**REQUIRED ACTION**
Please reproduce, word for word and in full, the article on analyzing customer feedback data that appears below.

**SELECTED EXCERPT**
☆ ☆ ☆ ☆ ☆

How to Analyse Customer Feedback Data

6 Key Methodologies

3
Customer Feedback Data
Voice of the CustomerInsights

Published: June 10, 2021

Anwesha Roy - UC Today

Anwesha Roy

Listening to and acting on customer feedback is essential to improve your CSAT ratings. Not only does feedback provide a window into real-world customer expectations, but negative feedback when shared publicly could damage brand reputation. Harvard Business Review went as far as to say that companies shouldn’t ignore listening to customer feedback in favour of Big Data analysis practices. While quantifiable data points and generic market research can reveal broad trends, customer feedback as shared via calls, emails, live chat, social media, and review forums offer insights into hidden improvement areas.

As a customer-centric brand, you probably have a number of feedback collection channels in place, feeding into a centralised CRM. Here are 6 strategies to help you make the most of this feedback data and act on them effectively:

1. Unprompted Feedback Analysis

Data from structured surveys, questionnaires, polls, etc., will be ingested by your CRM and a centralised analytics engine – but what about unprompted feedback? These often indicate a customer’s most pressing issues, which may not fit into a feedback template. Ask open questions when requesting feedback and ensure agents flag unprompted suggestions either manually or with the help of real-time speech analytics. Speech analytics would be able to extract important keywords and phrases from unprompted feedback and find dominant trends across your customer base.

☆ ☆ ☆ ☆ ☆

**DATA TO EXAMINE**
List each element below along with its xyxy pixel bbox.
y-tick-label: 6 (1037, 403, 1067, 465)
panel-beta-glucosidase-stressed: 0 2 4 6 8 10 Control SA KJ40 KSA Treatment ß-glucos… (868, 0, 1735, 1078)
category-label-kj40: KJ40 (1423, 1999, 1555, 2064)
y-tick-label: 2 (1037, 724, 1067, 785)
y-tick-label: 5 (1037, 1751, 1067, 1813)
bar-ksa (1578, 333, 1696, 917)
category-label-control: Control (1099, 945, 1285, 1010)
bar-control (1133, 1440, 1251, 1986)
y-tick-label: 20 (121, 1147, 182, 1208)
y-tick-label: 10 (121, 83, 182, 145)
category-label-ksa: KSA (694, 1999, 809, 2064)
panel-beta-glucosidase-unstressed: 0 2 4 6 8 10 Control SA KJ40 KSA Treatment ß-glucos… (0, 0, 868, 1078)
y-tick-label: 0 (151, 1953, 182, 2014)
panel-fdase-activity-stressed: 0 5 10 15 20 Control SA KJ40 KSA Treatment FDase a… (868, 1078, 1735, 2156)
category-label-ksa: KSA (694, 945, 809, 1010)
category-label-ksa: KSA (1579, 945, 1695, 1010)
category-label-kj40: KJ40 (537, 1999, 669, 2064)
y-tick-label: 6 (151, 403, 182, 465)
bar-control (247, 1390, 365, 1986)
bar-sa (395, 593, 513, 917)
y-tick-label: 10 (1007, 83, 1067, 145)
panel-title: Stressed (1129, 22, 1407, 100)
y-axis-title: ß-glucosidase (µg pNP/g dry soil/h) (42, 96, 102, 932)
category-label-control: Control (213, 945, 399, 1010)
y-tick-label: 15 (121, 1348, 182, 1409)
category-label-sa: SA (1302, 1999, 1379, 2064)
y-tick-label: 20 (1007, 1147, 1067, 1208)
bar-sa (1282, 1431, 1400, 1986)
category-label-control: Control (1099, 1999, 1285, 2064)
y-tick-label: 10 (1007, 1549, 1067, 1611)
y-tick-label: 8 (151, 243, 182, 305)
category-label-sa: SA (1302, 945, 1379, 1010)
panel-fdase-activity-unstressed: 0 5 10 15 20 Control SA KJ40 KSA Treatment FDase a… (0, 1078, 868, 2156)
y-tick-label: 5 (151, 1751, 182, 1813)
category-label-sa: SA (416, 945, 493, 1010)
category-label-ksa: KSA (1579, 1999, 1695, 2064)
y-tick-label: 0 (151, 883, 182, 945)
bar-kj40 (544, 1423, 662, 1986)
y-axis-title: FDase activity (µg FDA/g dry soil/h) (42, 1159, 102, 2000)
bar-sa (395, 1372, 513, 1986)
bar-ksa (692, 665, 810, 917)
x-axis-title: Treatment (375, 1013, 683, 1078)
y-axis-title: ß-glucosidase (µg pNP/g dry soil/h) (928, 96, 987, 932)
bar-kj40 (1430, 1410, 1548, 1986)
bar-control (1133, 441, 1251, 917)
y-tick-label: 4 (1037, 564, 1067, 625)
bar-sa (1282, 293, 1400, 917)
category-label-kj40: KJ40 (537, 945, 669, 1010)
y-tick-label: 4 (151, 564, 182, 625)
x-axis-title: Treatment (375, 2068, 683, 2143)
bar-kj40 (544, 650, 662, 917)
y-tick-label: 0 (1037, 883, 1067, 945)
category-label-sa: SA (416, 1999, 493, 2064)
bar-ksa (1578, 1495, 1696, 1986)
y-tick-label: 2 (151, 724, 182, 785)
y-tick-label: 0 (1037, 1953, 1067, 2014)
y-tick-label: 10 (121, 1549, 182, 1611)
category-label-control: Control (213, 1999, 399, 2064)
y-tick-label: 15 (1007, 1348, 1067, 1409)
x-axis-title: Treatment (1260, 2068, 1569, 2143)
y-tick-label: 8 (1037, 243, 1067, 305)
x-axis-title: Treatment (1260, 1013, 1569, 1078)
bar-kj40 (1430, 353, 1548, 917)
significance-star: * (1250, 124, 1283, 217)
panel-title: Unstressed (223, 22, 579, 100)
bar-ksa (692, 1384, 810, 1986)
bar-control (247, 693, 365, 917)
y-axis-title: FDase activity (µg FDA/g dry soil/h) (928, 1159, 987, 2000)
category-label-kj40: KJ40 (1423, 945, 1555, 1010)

☆ ☆ ☆ ☆ ☆

**ANSWER SECTION**
How to Analyse Customer Feedback Data

6 Key Methodologies

3
Customer Feedback Data
Voice of the CustomerInsights

Published: June 10, 2021

Anwesha Roy - UC Today

Anwesha Roy

Listening to and acting on customer feedback is essential to improve your CSAT ratings. Not only does feedback provide a window into real-world customer expectations, but negative feedback when shared publicly could damage brand reputation. Harvard Business Review went as far as to say that companies shouldn’t ignore listening to customer feedback in favour of Big Data analysis practices. While quantifiable data points and generic market research can reveal broad trends, customer feedback as shared via calls, emails, live chat, social media, and review forums offer insights into hidden improvement areas.

As a customer-centric brand, you probably have a number of feedback collection channels in place, feeding into a centralised CRM. Here are 6 strategies to help you make the most of this feedback data and act on them effectively:

1. Unprompted Feedback Analysis

Data from structured surveys, questionnaires, polls, etc., will be ingested by your CRM and a centralised analytics engine – but what about unprompted feedback? These often indicate a customer’s most pressing issues, which may not fit into a feedback template. Ask open questions when requesting feedback and ensure agents flag unprompted suggestions either manually or with the help of real-time speech analytics. Speech analytics would be able to extract important keywords and phrases from unprompted feedback and find dominant trends across your customer base.